» **Task directions**: Pull out every line below containing the word "badge".

» **Data entries**:
----------
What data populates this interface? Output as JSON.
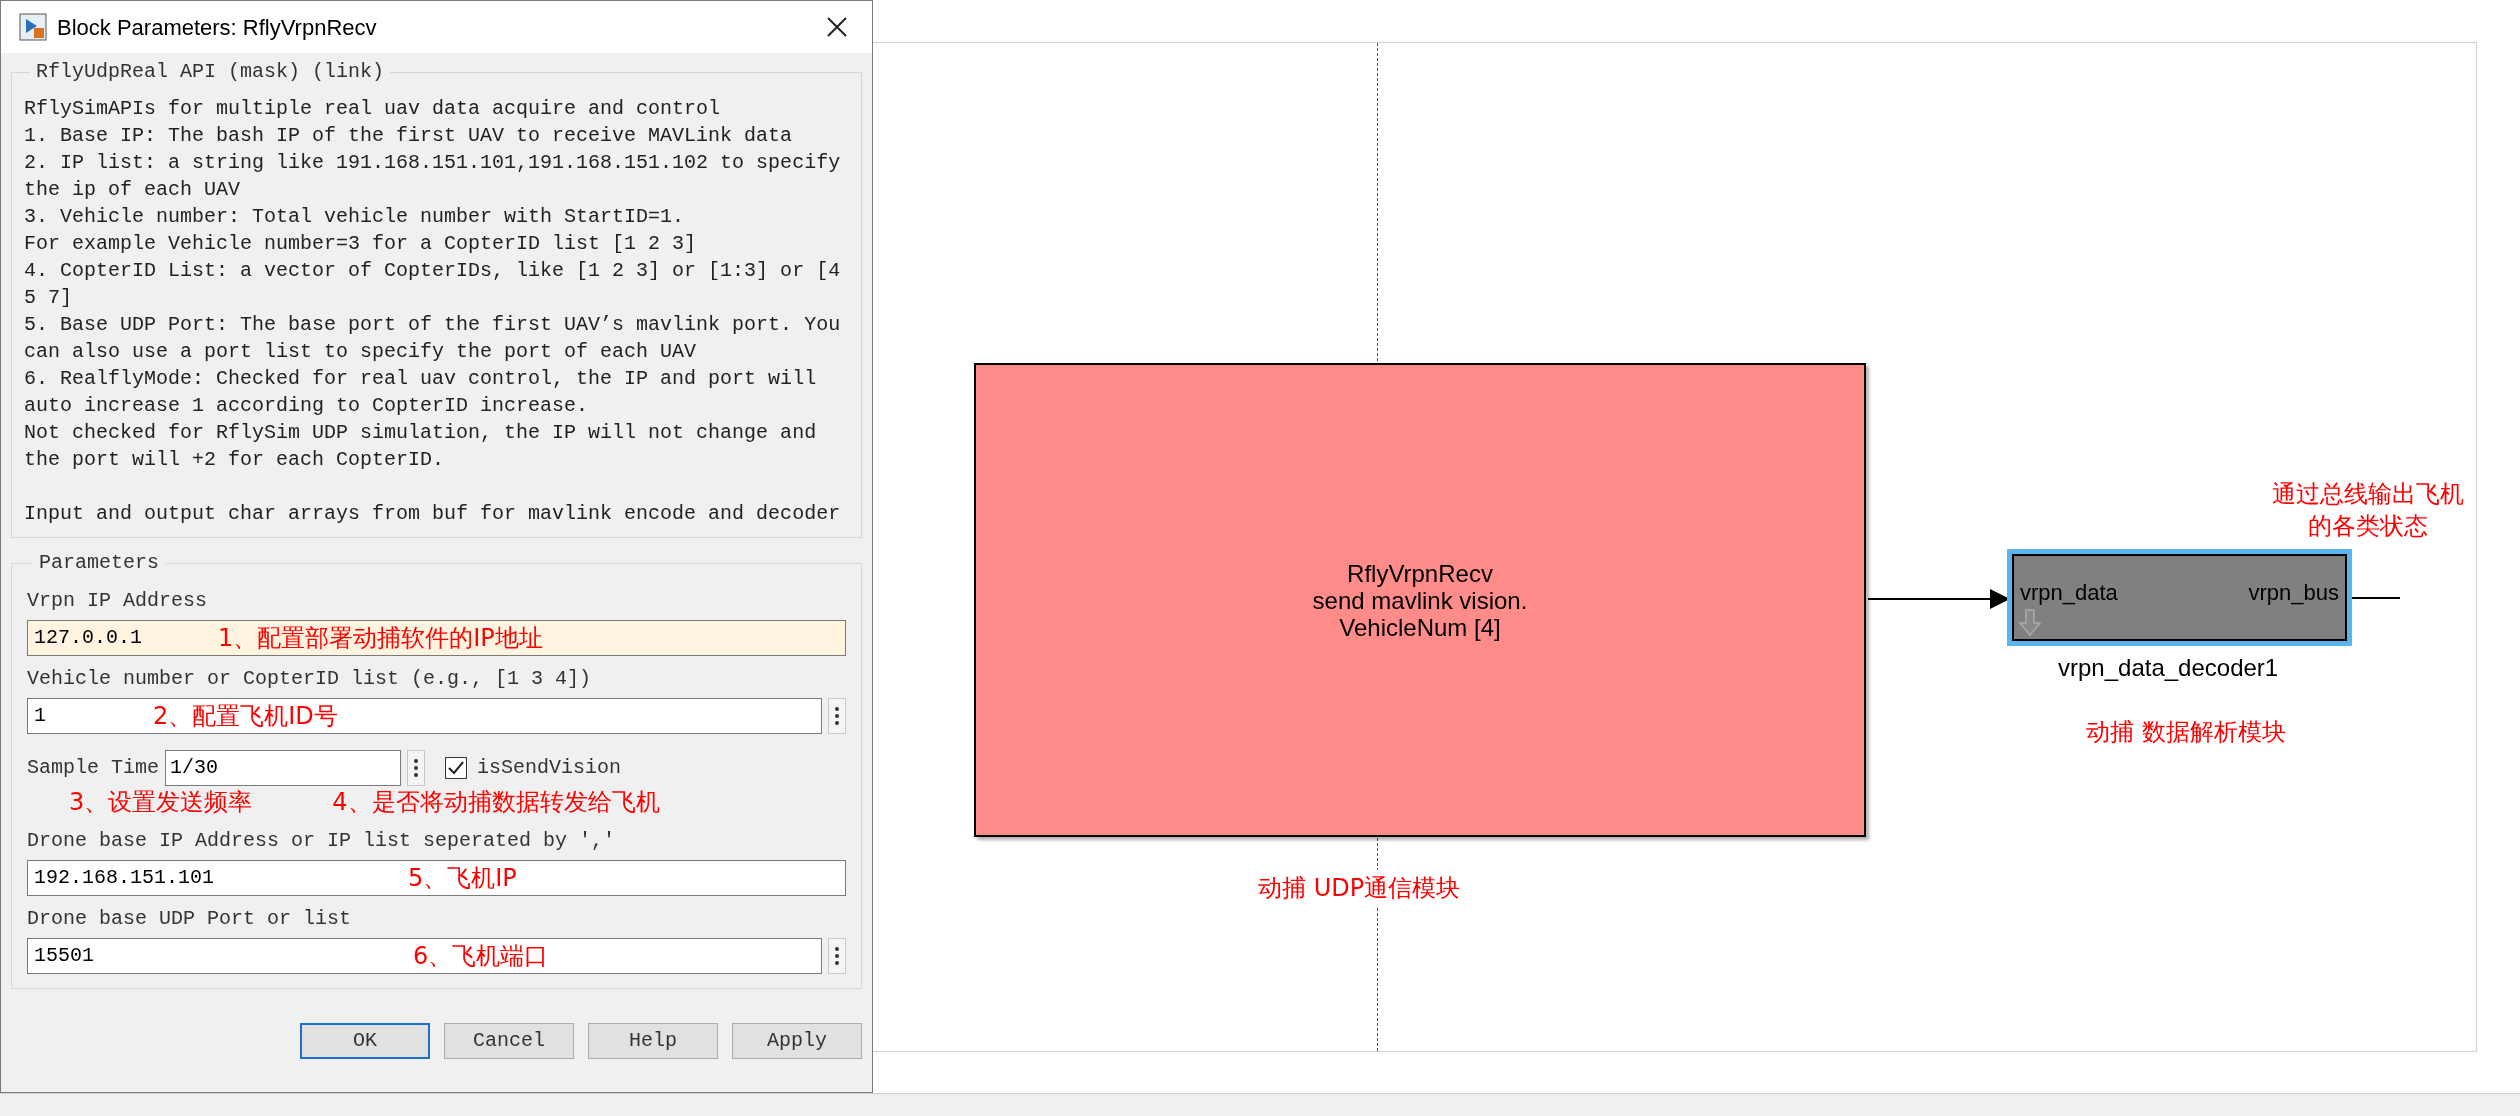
{
  "dialog": {
    "title": "Block Parameters: RflyVrpnRecv",
    "mask_title": "RflyUdpReal API (mask) (link)",
    "description": [
      "RflySimAPIs for multiple real uav data acquire and control",
      "1. Base IP: The bash IP of the first UAV to receive MAVLink data",
      "2. IP list: a string like 191.168.151.101,191.168.151.102 to specify",
      "the ip of each UAV",
      "3. Vehicle number: Total vehicle number with StartID=1.",
      "For example Vehicle number=3 for a CopterID list [1 2 3]",
      "4. CopterID List: a vector of CopterIDs, like [1 2 3] or [1:3] or [4",
      "5 7]",
      "5. Base UDP Port: The base port of the first UAV’s mavlink port. You",
      "can also use a port list to specify the port of each UAV",
      "6. RealflyMode: Checked for real uav control, the IP and port will",
      "auto increase 1 according to CopterID increase.",
      "Not checked for RflySim UDP simulation, the IP will not change and",
      "the port will +2 for each CopterID."
    ],
    "note": "Input and output char arrays from buf for mavlink encode and decoder",
    "parameters_title": "Parameters",
    "parameters": [
      {
        "kind": "field",
        "label": "Vrpn IP Address",
        "value": "127.0.0.1",
        "highlighted": true,
        "menu": false,
        "annotation": "1、配置部署动捕软件的IP地址"
      },
      {
        "kind": "field",
        "label": "Vehicle number or CopterID list (e.g., [1 3 4])",
        "value": "1",
        "highlighted": false,
        "menu": true,
        "annotation": "2、配置飞机ID号"
      },
      {
        "kind": "inline",
        "label": "Sample Time",
        "value": "1/30",
        "menu": true,
        "checkbox": {
          "label": "isSendVision",
          "checked": true
        },
        "annotations": [
          "3、设置发送频率",
          "4、是否将动捕数据转发给飞机"
        ]
      },
      {
        "kind": "field",
        "label": "Drone base IP Address or IP list seperated by ','",
        "value": "192.168.151.101",
        "highlighted": false,
        "menu": false,
        "annotation": "5、飞机IP"
      },
      {
        "kind": "field",
        "label": "Drone base UDP Port or list",
        "value": "15501",
        "highlighted": false,
        "menu": true,
        "annotation": "6、飞机端口"
      }
    ],
    "buttons": [
      {
        "label": "OK",
        "default": true
      },
      {
        "label": "Cancel",
        "default": false
      },
      {
        "label": "Help",
        "default": false
      },
      {
        "label": "Apply",
        "default": false
      }
    ]
  },
  "diagram": {
    "blocks": [
      {
        "kind": "subsystem",
        "lines": [
          "RflyVrpnRecv",
          "send mavlink vision.",
          "VehicleNum [4]"
        ],
        "caption": "动捕 UDP通信模块"
      },
      {
        "kind": "bus",
        "input_port": "vrpn_data",
        "output_port": "vrpn_bus",
        "name": "vrpn_data_decoder1",
        "selected": true,
        "caption": "动捕 数据解析模块",
        "note": [
          "通过总线输出飞机",
          "的各类状态"
        ]
      }
    ]
  }
}
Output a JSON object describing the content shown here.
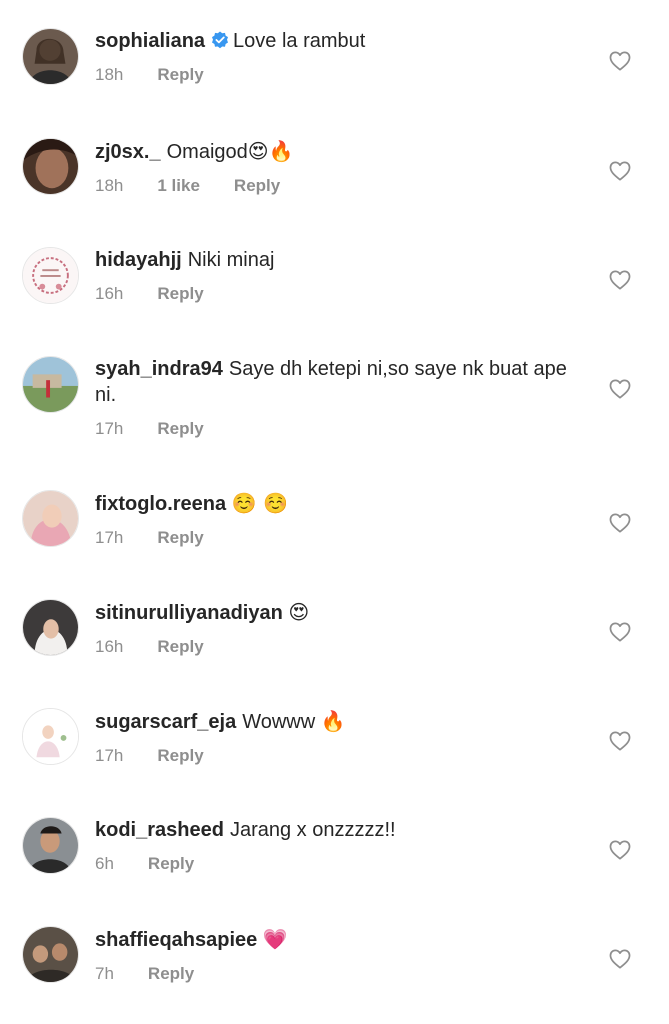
{
  "comments": [
    {
      "username": "sophialiana",
      "verified": true,
      "text": "Love la rambut",
      "emoji": "",
      "time": "18h",
      "likes": "",
      "reply": "Reply"
    },
    {
      "username": "zj0sx._",
      "verified": false,
      "text": "Omaigod",
      "emoji": "😍🔥",
      "time": "18h",
      "likes": "1 like",
      "reply": "Reply"
    },
    {
      "username": "hidayahjj",
      "verified": false,
      "text": "Niki minaj",
      "emoji": "",
      "time": "16h",
      "likes": "",
      "reply": "Reply"
    },
    {
      "username": "syah_indra94",
      "verified": false,
      "text": "Saye dh ketepi ni,so saye nk buat ape ni.",
      "emoji": "",
      "time": "17h",
      "likes": "",
      "reply": "Reply"
    },
    {
      "username": "fixtoglo.reena",
      "verified": false,
      "text": "",
      "emoji": "☺️ ☺️",
      "time": "17h",
      "likes": "",
      "reply": "Reply"
    },
    {
      "username": "sitinurulliyanadiyan",
      "verified": false,
      "text": "",
      "emoji": "😍",
      "time": "16h",
      "likes": "",
      "reply": "Reply"
    },
    {
      "username": "sugarscarf_eja",
      "verified": false,
      "text": "Wowww",
      "emoji": "🔥",
      "time": "17h",
      "likes": "",
      "reply": "Reply"
    },
    {
      "username": "kodi_rasheed",
      "verified": false,
      "text": "Jarang x onzzzzz!!",
      "emoji": "",
      "time": "6h",
      "likes": "",
      "reply": "Reply"
    },
    {
      "username": "shaffieqahsapiee",
      "verified": false,
      "text": "",
      "emoji": "💗",
      "time": "7h",
      "likes": "",
      "reply": "Reply"
    }
  ],
  "colors": {
    "text": "#262626",
    "meta": "#8e8e8e",
    "verified": "#3897f0",
    "heart_stroke": "#8e8e8e"
  },
  "icons": {
    "like": "heart-outline-icon",
    "verified": "verified-badge-icon"
  }
}
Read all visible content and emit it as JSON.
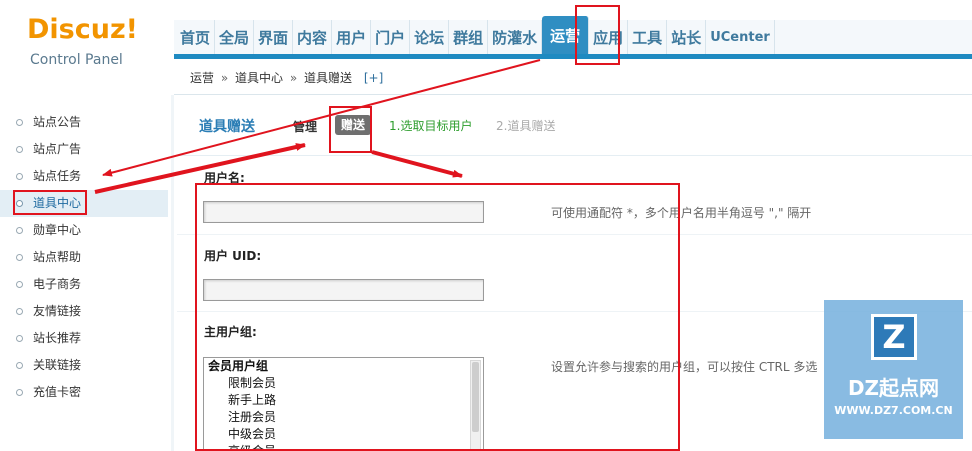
{
  "logo": {
    "brand": "Discuz!",
    "subtitle": "Control Panel"
  },
  "nav": {
    "items": [
      {
        "label": "首页"
      },
      {
        "label": "全局"
      },
      {
        "label": "界面"
      },
      {
        "label": "内容"
      },
      {
        "label": "用户"
      },
      {
        "label": "门户"
      },
      {
        "label": "论坛"
      },
      {
        "label": "群组"
      },
      {
        "label": "防灌水"
      },
      {
        "label": "运营",
        "active": true
      },
      {
        "label": "应用"
      },
      {
        "label": "工具"
      },
      {
        "label": "站长"
      },
      {
        "label": "UCenter"
      }
    ]
  },
  "breadcrumb": {
    "parts": [
      "运营",
      "道具中心",
      "道具赠送"
    ],
    "separator": "»",
    "add": "[+]"
  },
  "sidebar": {
    "items": [
      {
        "label": "站点公告"
      },
      {
        "label": "站点广告"
      },
      {
        "label": "站点任务"
      },
      {
        "label": "道具中心",
        "active": true
      },
      {
        "label": "勋章中心"
      },
      {
        "label": "站点帮助"
      },
      {
        "label": "电子商务"
      },
      {
        "label": "友情链接"
      },
      {
        "label": "站长推荐"
      },
      {
        "label": "关联链接"
      },
      {
        "label": "充值卡密"
      }
    ]
  },
  "main": {
    "title": "道具赠送",
    "tab_manage": "管理",
    "tab_give": "赠送",
    "step1": "1.选取目标用户",
    "step2": "2.道具赠送"
  },
  "form": {
    "username_label": "用户名:",
    "username_value": "",
    "username_hint": "可使用通配符 *，多个用户名用半角逗号 \",\" 隔开",
    "uid_label": "用户 UID:",
    "uid_value": "",
    "group_label": "主用户组:",
    "group_hint": "设置允许参与搜索的用户组，可以按住 CTRL 多选",
    "group_list": {
      "group": "会员用户组",
      "options": [
        "限制会员",
        "新手上路",
        "注册会员",
        "中级会员",
        "高级会员"
      ]
    }
  },
  "watermark": {
    "logo": "Z",
    "name": "DZ起点网",
    "url": "WWW.DZ7.COM.CN"
  },
  "colors": {
    "accent": "#2f8ec2",
    "annotation": "#e0141e",
    "logo_orange": "#f29400"
  }
}
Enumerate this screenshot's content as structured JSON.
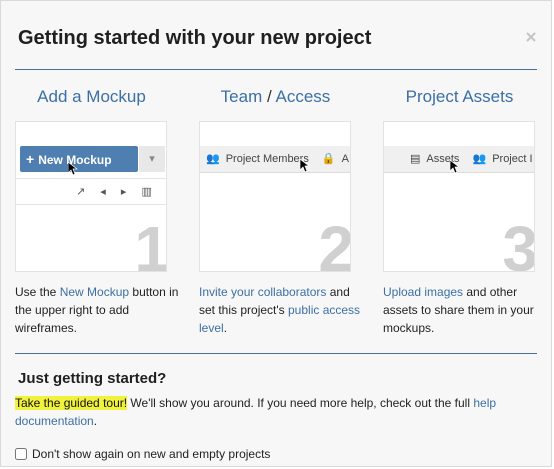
{
  "dialog": {
    "title": "Getting started with your new project",
    "close_icon": "close-icon"
  },
  "columns": [
    {
      "heading": "Add a Mockup",
      "number": "1",
      "thumb": {
        "button_label": "New Mockup",
        "button_icon": "plus-icon",
        "dropdown_icon": "chevron-down-icon",
        "toolbar_icons": [
          "arrow-icon",
          "arrow-left-icon",
          "arrow-right-icon",
          "grid-icon"
        ]
      },
      "desc": {
        "pre": "Use the ",
        "link": "New Mockup",
        "post": " button in the upper right to add wireframes."
      }
    },
    {
      "heading_a": "Team",
      "heading_sep": "/",
      "heading_b": "Access",
      "number": "2",
      "thumb": {
        "item1": "Project Members",
        "item2": "A"
      },
      "desc": {
        "link1": "Invite your collaborators",
        "mid": " and set this project's ",
        "link2": "public access level",
        "post": "."
      }
    },
    {
      "heading": "Project Assets",
      "number": "3",
      "thumb": {
        "item1": "Assets",
        "item2": "Project I"
      },
      "desc": {
        "link": "Upload images",
        "post": " and other assets to share them in your mockups."
      }
    }
  ],
  "footer": {
    "title": "Just getting started?",
    "tour": "Take the guided tour!",
    "text": " We'll show you around. If you need more help, check out the full ",
    "help_link": "help documentation",
    "period": ".",
    "checkbox_label": "Don't show again on new and empty projects",
    "checkbox_checked": false
  }
}
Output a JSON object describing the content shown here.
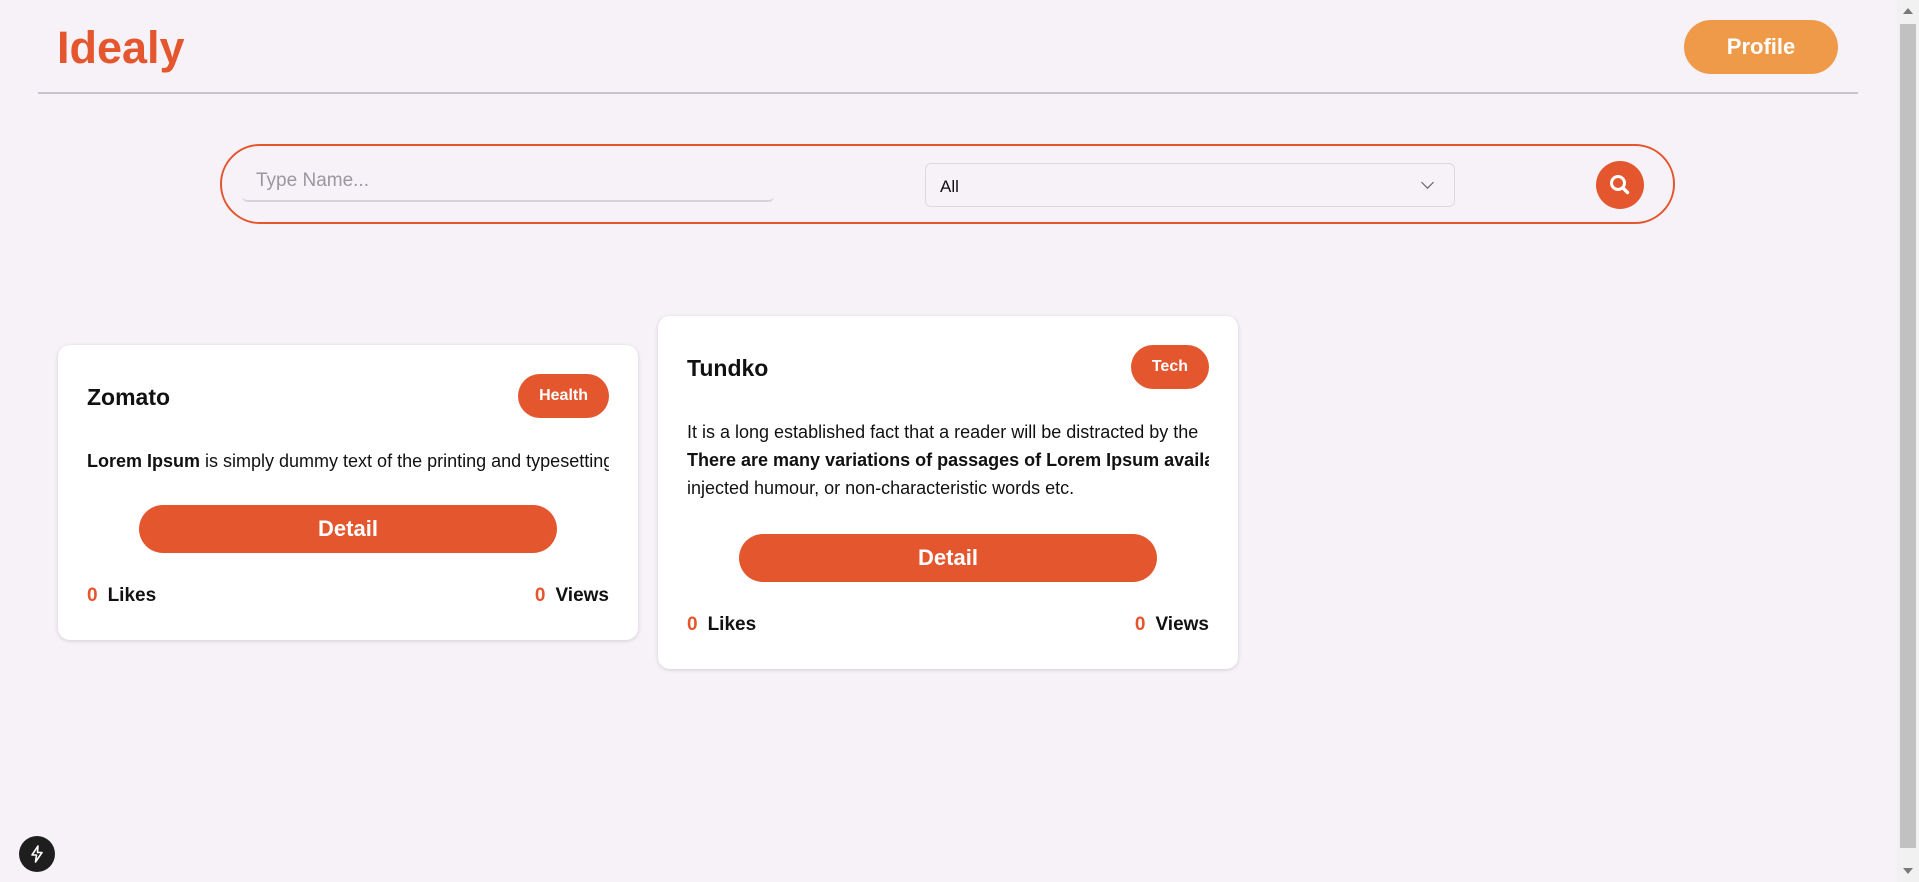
{
  "header": {
    "logo": "Idealy",
    "profile_label": "Profile"
  },
  "search": {
    "placeholder": "Type Name...",
    "category_value": "All",
    "search_icon": "search-icon"
  },
  "cards": [
    {
      "title": "Zomato",
      "badge": "Health",
      "desc_lines": [
        {
          "bold": "Lorem Ipsum",
          "text": " is simply dummy text of the printing and typesetting industry."
        }
      ],
      "button": "Detail",
      "likes": "0",
      "likes_label": "Likes",
      "views": "0",
      "views_label": "Views"
    },
    {
      "title": "Tundko",
      "badge": "Tech",
      "desc_lines": [
        {
          "bold": "",
          "text": "It is a long established fact that a reader will be distracted by the"
        },
        {
          "bold": "There are many variations of passages of Lorem Ipsum available",
          "text": ""
        },
        {
          "bold": "",
          "text": "injected humour, or non-characteristic words etc."
        }
      ],
      "button": "Detail",
      "likes": "0",
      "likes_label": "Likes",
      "views": "0",
      "views_label": "Views"
    }
  ],
  "colors": {
    "accent": "#e4562e",
    "profile": "#ef9a48",
    "background": "#f7f2f8"
  }
}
----------
» **Task result**:
    "verified": "verified-badge-icon"
      "badge": "Health",
      "badge": "Tech",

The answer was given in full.